Repeat the email on issues facing chapters from "[Chapter-delegates] Issues facing" up to and including "country to participate.", renaming "RwIGF" to "Rwanda IGF".

Text block:
┌──

[Chapter-delegates] Issues facing Chapters
Chris Mulola
chris.mulola at gmail.com
Wed May 21 13:01:36 PDT 2014
Hi Gihan, Alexandro, Charles and all,
Africa is totally particular in its ways, here in Rwanda for a newspaper to
write about an event you have organized, you have to call the owner, pay
him and he will write about you.
For RwIGF, which is our national IGF, we have no funding issues as the
government promotes the event, the only issue is that it lacks activities,
it is only active before the East African one. In KENYA, people like Alice
Munyua will always get you funds for your local IGF. And for the EAIGF,
ISOC African Bureau always takes care of that, they pay mostly for 2
candidates from each eastafrican country to participate.
THE ONLY MISTAKE that we have always been FIGHTING is ISOC giving those
funds to local governments instead of channeling that aid through local
chapters. Now this is the time for Tanzania and Tanzania does not even
have a chapter, i guess eaigf aid should go through a chapter in a
neighboring country to arrange for people to participate in EAigf in Dar
Es Salam. This will demonstrate again how ISOC global values its chapter
and push Tanzania into also starting a chapter, we should be always
diplomatic. Last time, support went through ISOC Burundi - the last eaigf
had been announced to take place in Burundi - and it was great.

└──

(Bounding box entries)
┌──

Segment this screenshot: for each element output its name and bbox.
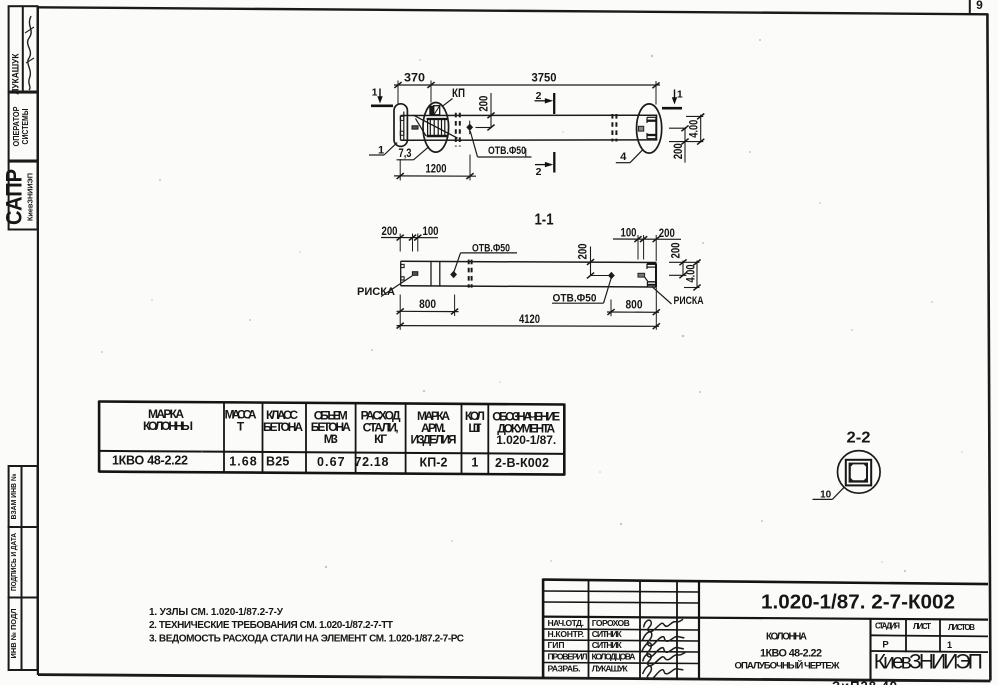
svg-text:Р: Р xyxy=(882,639,889,650)
svg-text:1КВО 48-2.22: 1КВО 48-2.22 xyxy=(760,647,822,659)
svg-text:7,3: 7,3 xyxy=(399,148,412,160)
svg-text:ГИП: ГИП xyxy=(548,640,565,650)
svg-text:1: 1 xyxy=(372,87,378,99)
svg-text:100: 100 xyxy=(423,226,439,238)
svg-text:В25: В25 xyxy=(266,455,289,469)
svg-text:200: 200 xyxy=(382,226,398,238)
svg-text:4.00: 4.00 xyxy=(689,120,701,138)
svg-text:200: 200 xyxy=(673,143,685,159)
svg-text:4120: 4120 xyxy=(519,314,540,326)
svg-text:2-2: 2-2 xyxy=(847,430,871,447)
svg-text:1200: 1200 xyxy=(426,164,447,176)
svg-text:72.18: 72.18 xyxy=(355,455,389,469)
svg-text:СИСТЕМЫ: СИСТЕМЫ xyxy=(21,108,30,144)
svg-text:ШТ: ШТ xyxy=(468,421,482,435)
svg-text:КиевЗНИИЭП: КиевЗНИИЭП xyxy=(874,651,983,674)
svg-text:200: 200 xyxy=(578,244,590,260)
svg-text:4: 4 xyxy=(620,151,627,163)
svg-text:СИТНИК: СИТНИК xyxy=(592,629,623,639)
svg-text:ОПАЛУБОЧНЫЙ ЧЕРТЕЖ: ОПАЛУБОЧНЫЙ ЧЕРТЕЖ xyxy=(735,660,840,672)
svg-text:ЛИСТОВ: ЛИСТОВ xyxy=(948,623,975,632)
svg-text:КОЛОДЦОВА: КОЛОДЦОВА xyxy=(592,652,636,662)
svg-text:100: 100 xyxy=(621,228,637,240)
svg-text:КОЛОННЫ: КОЛОННЫ xyxy=(143,419,193,433)
svg-text:ЛУКАШУК: ЛУКАШУК xyxy=(11,53,21,94)
svg-text:200: 200 xyxy=(671,243,683,259)
svg-text:ОТВ.Ф50: ОТВ.Ф50 xyxy=(488,145,526,157)
svg-text:ГОРОХОВ: ГОРОХОВ xyxy=(592,618,630,628)
svg-text:КОЛОННА: КОЛОННА xyxy=(766,631,807,642)
svg-text:ЛУКАШУК: ЛУКАШУК xyxy=(592,663,629,673)
svg-text:СТАДИЯ: СТАДИЯ xyxy=(875,622,900,631)
svg-text:РИСКА: РИСКА xyxy=(357,286,395,298)
svg-text:10: 10 xyxy=(820,489,832,500)
svg-text:КГ: КГ xyxy=(374,432,387,446)
svg-text:1: 1 xyxy=(471,456,478,470)
svg-text:М3: М3 xyxy=(324,432,338,446)
svg-text:Н.КОНТР.: Н.КОНТР. xyxy=(548,629,585,639)
svg-text:2: 2 xyxy=(536,166,542,178)
svg-text:КП-2: КП-2 xyxy=(420,456,448,470)
svg-text:ИЗДЕЛИЯ: ИЗДЕЛИЯ xyxy=(411,433,457,447)
svg-text:370: 370 xyxy=(404,73,425,85)
svg-text:1-1: 1-1 xyxy=(535,212,554,229)
svg-text:ЗиП28 49: ЗиП28 49 xyxy=(832,679,898,685)
svg-text:2-В-К002: 2-В-К002 xyxy=(495,456,549,470)
svg-text:НАЧ.ОТД.: НАЧ.ОТД. xyxy=(548,618,585,628)
svg-text:0.67: 0.67 xyxy=(317,455,345,469)
svg-text:КиевЗНИИЭП: КиевЗНИИЭП xyxy=(26,173,35,221)
svg-text:ВЗАМ ИНВ №: ВЗАМ ИНВ № xyxy=(10,473,18,519)
svg-text:БЕТОНА: БЕТОНА xyxy=(263,420,303,434)
svg-text:ОПЕРАТОР: ОПЕРАТОР xyxy=(12,107,21,147)
svg-text:200: 200 xyxy=(479,96,491,112)
svg-text:РИСКА: РИСКА xyxy=(674,295,704,307)
svg-text:2: 2 xyxy=(536,90,542,102)
svg-text:9: 9 xyxy=(976,0,983,12)
svg-text:3750: 3750 xyxy=(532,73,557,85)
svg-text:Т: Т xyxy=(237,420,245,434)
svg-text:1.020-1/87.: 1.020-1/87. xyxy=(496,433,556,447)
svg-text:САПР: САПР xyxy=(2,169,27,225)
svg-text:200: 200 xyxy=(659,228,675,240)
svg-text:800: 800 xyxy=(419,299,436,311)
svg-text:КП: КП xyxy=(452,88,465,100)
svg-text:1: 1 xyxy=(947,640,953,651)
svg-text:ПОДПИСЬ И ДАТА: ПОДПИСЬ И ДАТА xyxy=(11,533,18,591)
svg-text:СИТНИК: СИТНИК xyxy=(592,640,623,650)
svg-text:4.00: 4.00 xyxy=(686,265,698,283)
svg-text:1.68: 1.68 xyxy=(229,454,257,468)
svg-text:ИНВ № ПОДЛ: ИНВ № ПОДЛ xyxy=(10,608,18,658)
svg-text:800: 800 xyxy=(626,300,643,312)
svg-text:1. УЗЛЫ СМ. 1.020-1/87.2-7-У: 1. УЗЛЫ СМ. 1.020-1/87.2-7-У xyxy=(149,607,284,618)
svg-text:3. ВЕДОМОСТЬ РАСХОДА СТАЛИ НА: 3. ВЕДОМОСТЬ РАСХОДА СТАЛИ НА ЭЛЕМЕНТ СМ… xyxy=(149,633,464,644)
svg-text:1.020-1/87. 2-7-К002: 1.020-1/87. 2-7-К002 xyxy=(761,592,955,614)
svg-text:1КВО 48-2.22: 1КВО 48-2.22 xyxy=(112,454,188,468)
svg-text:РАЗРАБ.: РАЗРАБ. xyxy=(548,663,581,673)
svg-text:ЛИСТ: ЛИСТ xyxy=(913,622,931,631)
svg-text:1: 1 xyxy=(677,89,683,101)
svg-text:ПРОВЕРИЛ: ПРОВЕРИЛ xyxy=(548,652,588,662)
svg-text:2. ТЕХНИЧЕСКИЕ ТРЕБОВАНИЯ СМ.: 2. ТЕХНИЧЕСКИЕ ТРЕБОВАНИЯ СМ. 1.020-1/87… xyxy=(149,620,393,631)
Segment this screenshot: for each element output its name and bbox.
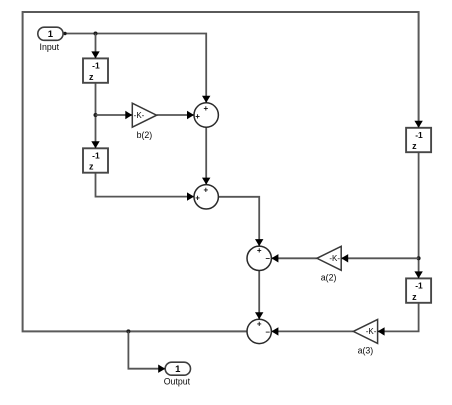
wire feedback loop: sum4 output left/up/top/right down to delay R1 xyxy=(23,12,419,331)
arrow into delay R1 xyxy=(414,121,422,128)
wire junction to b(2) gain input xyxy=(96,114,133,116)
arrow into sum2 top xyxy=(202,178,210,185)
arrow into sum1 left xyxy=(187,111,194,119)
gain a(3) xyxy=(353,319,377,355)
wire input run from Input port to sum1 top xyxy=(63,34,206,103)
node output branch junction xyxy=(126,329,130,333)
delay block R1 z^-1 xyxy=(406,128,431,152)
svg-text:+: + xyxy=(257,246,262,255)
svg-text:1: 1 xyxy=(48,29,54,40)
svg-text:+: + xyxy=(257,319,262,328)
wire delay L2 bottom to sum2 left xyxy=(96,173,195,197)
wire junction to a(2) gain input xyxy=(341,257,418,259)
gain b(2) xyxy=(132,103,156,140)
sum S2 xyxy=(194,185,218,209)
svg-text:–: – xyxy=(265,254,270,263)
node input port nub xyxy=(63,32,66,35)
arrow into Output port xyxy=(158,365,165,373)
node b(2) branch junction xyxy=(94,113,98,117)
gain a(2) xyxy=(317,246,341,282)
arrow into gain b(2) xyxy=(125,111,132,119)
svg-text:+: + xyxy=(195,112,200,121)
sum S4 xyxy=(247,319,271,343)
arrow into gain a(2) xyxy=(341,254,348,262)
svg-text:+: + xyxy=(203,104,208,113)
arrow into gain a(3) xyxy=(378,327,385,335)
arrow into delay L2 xyxy=(91,141,99,148)
wire sum2 right to sum3 top xyxy=(218,197,259,246)
arrow into sum2 left xyxy=(187,192,194,200)
svg-text:a(3): a(3) xyxy=(358,346,374,356)
svg-text:+: + xyxy=(203,186,208,195)
svg-text:z: z xyxy=(89,162,94,172)
svg-text:a(2): a(2) xyxy=(321,272,337,282)
arrow into delay R2 xyxy=(414,271,422,278)
wire delay L1 bottom to delay L2 top xyxy=(95,83,97,149)
svg-text:-1: -1 xyxy=(92,61,100,71)
node a(2) branch junction xyxy=(417,256,421,260)
arrow into sum1 top xyxy=(202,96,210,103)
svg-text:Input: Input xyxy=(40,42,60,52)
arrow into sum4 right xyxy=(271,327,278,335)
wire output branch down and right to Output port xyxy=(128,331,165,368)
svg-text:-K-: -K- xyxy=(366,327,377,336)
sum S1 xyxy=(194,103,218,127)
wire delay R2 bottom to a(3) gain input xyxy=(378,303,419,332)
svg-text:+: + xyxy=(195,194,200,203)
wire a(2) output to sum3 right xyxy=(271,257,317,259)
svg-text:-K-: -K- xyxy=(134,111,145,120)
svg-text:–: – xyxy=(265,327,270,336)
wire sum3 bottom to sum4 top xyxy=(258,271,260,320)
wire b(2) output to sum1 left xyxy=(157,114,194,116)
svg-text:z: z xyxy=(89,72,94,82)
svg-text:-1: -1 xyxy=(415,281,423,291)
delay block L2 z^-1 xyxy=(83,148,108,172)
svg-text:1: 1 xyxy=(175,364,181,375)
node input branch junction xyxy=(94,32,98,36)
input port Input (1) xyxy=(38,27,63,52)
arrow into sum4 top xyxy=(255,312,263,319)
svg-text:b(2): b(2) xyxy=(137,130,153,140)
wire input junction down to delay L1 xyxy=(95,34,97,59)
svg-text:z: z xyxy=(412,141,417,151)
arrow into sum3 top xyxy=(255,239,263,246)
sum S3 xyxy=(247,246,271,270)
svg-text:Output: Output xyxy=(164,377,191,387)
wire delay R1 bottom down through a(2) junction to delay R2 top xyxy=(418,152,420,278)
wire sum1 bottom to sum2 top xyxy=(205,127,207,184)
svg-text:-1: -1 xyxy=(92,150,100,160)
wire a(3) output to sum4 right xyxy=(271,330,353,332)
arrow into delay L1 xyxy=(91,51,99,58)
delay block L1 z^-1 xyxy=(83,58,108,82)
svg-text:z: z xyxy=(412,292,417,302)
svg-text:-1: -1 xyxy=(415,130,423,140)
arrow into sum3 right xyxy=(271,254,278,262)
delay block R2 z^-1 xyxy=(406,278,431,302)
output port Output (1) xyxy=(164,362,191,386)
svg-text:-K-: -K- xyxy=(329,254,340,263)
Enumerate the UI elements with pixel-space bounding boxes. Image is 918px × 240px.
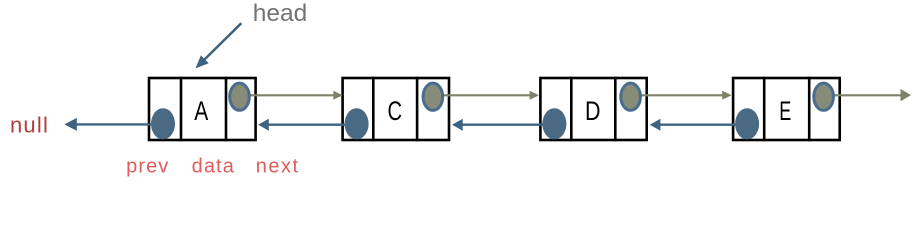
next pointer dot of node C xyxy=(423,83,443,110)
next pointer dot of node E xyxy=(814,83,834,110)
prev pointer dot of node A xyxy=(151,108,175,139)
svg-text:null: null xyxy=(10,112,49,137)
head pointer arrow xyxy=(196,23,242,68)
svg-text:E: E xyxy=(779,96,791,126)
next pointer dot of node A xyxy=(230,83,250,110)
svg-text:next: next xyxy=(256,156,300,178)
svg-text:head: head xyxy=(253,0,308,27)
svg-text:D: D xyxy=(585,96,601,126)
node E box xyxy=(733,77,840,142)
svg-text:C: C xyxy=(387,96,402,126)
next arrow E to right (tail) xyxy=(824,89,911,101)
prev pointer dot of node C xyxy=(345,108,369,139)
svg-text:data: data xyxy=(192,156,235,178)
svg-text:prev: prev xyxy=(126,156,169,178)
node A box xyxy=(149,77,256,142)
svg-text:A: A xyxy=(194,96,208,126)
node C box xyxy=(343,77,449,142)
prev pointer dot of node E xyxy=(735,108,759,139)
prev arrow E to D xyxy=(650,119,747,131)
null arrow (prev of A) xyxy=(64,118,163,131)
next arrow C to D xyxy=(433,91,539,100)
prev arrow D to C xyxy=(452,119,554,131)
prev pointer dot of node D xyxy=(542,108,566,139)
node D box xyxy=(540,77,646,142)
next arrow D to E xyxy=(631,91,732,100)
prev arrow C to A xyxy=(258,119,357,131)
next arrow A to C xyxy=(240,91,343,100)
next pointer dot of node D xyxy=(621,83,641,110)
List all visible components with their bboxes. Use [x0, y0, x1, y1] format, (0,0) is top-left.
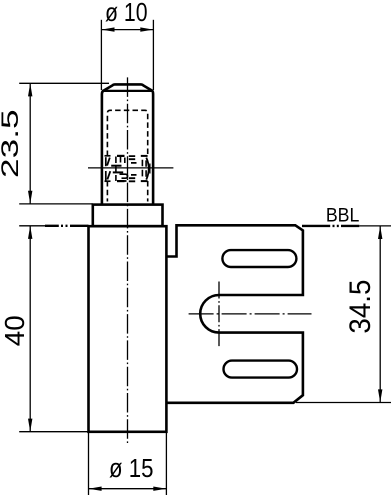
detent spring top dash [141, 155, 148, 157]
arrow 23.5 top [28, 83, 32, 96]
arrow 40 bottom [28, 419, 32, 432]
extension line ø10 left [100, 20, 102, 90]
notch centre line horizontal [189, 313, 312, 315]
arrow 34.5 bottom [378, 389, 382, 402]
detent screw flange lower bar [113, 171, 123, 173]
upper slot [222, 250, 296, 267]
lower slot [224, 361, 298, 378]
dimension line 40 [29, 226, 31, 432]
extension line ø15 left [88, 432, 90, 495]
svg-text:23.5: 23.5 [0, 109, 24, 178]
detent screw head top dash [117, 155, 125, 157]
extension line 23.5 bottom [19, 203, 93, 205]
detent thread marks upper = [129, 156, 135, 159]
detent spring coil left [141, 160, 143, 177]
svg-text:ø 10: ø 10 [105, 0, 148, 27]
arrow ø10 right [140, 27, 153, 31]
extension line 40 bottom [19, 431, 88, 433]
arrow ø15 left [89, 487, 102, 491]
mounting plate outline [166, 225, 303, 402]
detent screw flange upper bar [111, 165, 121, 167]
svg-text:ø 15: ø 15 [109, 455, 154, 483]
detent left wall lower [105, 171, 107, 181]
extension line 34.5 bottom [296, 402, 391, 404]
detent spring coil right [145, 160, 147, 176]
band reference line right thin [359, 225, 391, 227]
svg-text:BBL: BBL [326, 205, 360, 226]
dimension line ø10 [101, 29, 153, 31]
detent left chamfer upper [107, 158, 110, 166]
pin shoulder line [102, 90, 153, 92]
extension line ø15 right [165, 432, 167, 495]
detent mechanism hidden bottom line [105, 180, 111, 182]
pin bore hidden line lower left [106, 181, 108, 202]
detent ball tick [149, 164, 151, 174]
detent screw core upper [121, 157, 125, 163]
notch centre line vertical [218, 282, 220, 347]
band reference line left thin [19, 225, 45, 227]
dimension line ø15 [89, 488, 167, 490]
detent screw right edge [131, 163, 137, 175]
svg-text:40: 40 [0, 315, 30, 346]
svg-text:34.5: 34.5 [344, 280, 377, 334]
detent left wall upper [105, 157, 107, 166]
pin bore hidden outline upper [107, 110, 147, 156]
band reference line right dash-dot [302, 225, 359, 227]
arrow ø15 right [153, 487, 166, 491]
pin outline [102, 84, 153, 204]
dimension line 23.5 [29, 83, 31, 204]
extension line ø10 right [152, 20, 154, 90]
detent mechanism hidden top line [105, 155, 111, 157]
detent screw left edge [115, 157, 117, 182]
arrow 34.5 top [378, 226, 382, 239]
extension line 23.5 top [19, 82, 109, 84]
detent spring bottom dash [141, 180, 148, 182]
arrow ø10 left [101, 27, 114, 31]
detent screw slot s-curve [120, 174, 128, 181]
arrow 23.5 bottom [28, 191, 32, 204]
pin bore hidden line lower right [147, 181, 149, 202]
detent thread marks lower = [129, 178, 135, 181]
dimension line 34.5 [379, 226, 381, 403]
detent screw bottom dash [117, 180, 125, 182]
cross hole centre line horizontal [88, 167, 173, 169]
main vertical centre line [127, 77, 129, 445]
arrow 40 top [28, 226, 32, 239]
knuckle body outline [89, 226, 167, 432]
collar outline [93, 205, 163, 227]
detent left chamfer lower [107, 171, 110, 179]
detent ball arc [146, 158, 148, 180]
band reference line left dash-dot [45, 225, 89, 227]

└──

Full answer:
[Chapter-delegates] Issues facing Chapters
Chris Mulola
chris.mulola at gmail.com
Wed May 21 13:01:36 PDT 2014
Hi Gihan, Alexandro, Charles and all,
Africa is totally particular in its ways, here in Rwanda for a newspaper to
write about an event you have organized, you have to call the owner, pay
him and he will write about you.
For Rwanda IGF, which is our national IGF, we have no funding issues as the
government promotes the event, the only issue is that it lacks activities,
it is only active before the East African one. In KENYA, people like Alice
Munyua will always get you funds for your local IGF. And for the EAIGF,
ISOC African Bureau always takes care of that, they pay mostly for 2
candidates from each eastafrican country to participate.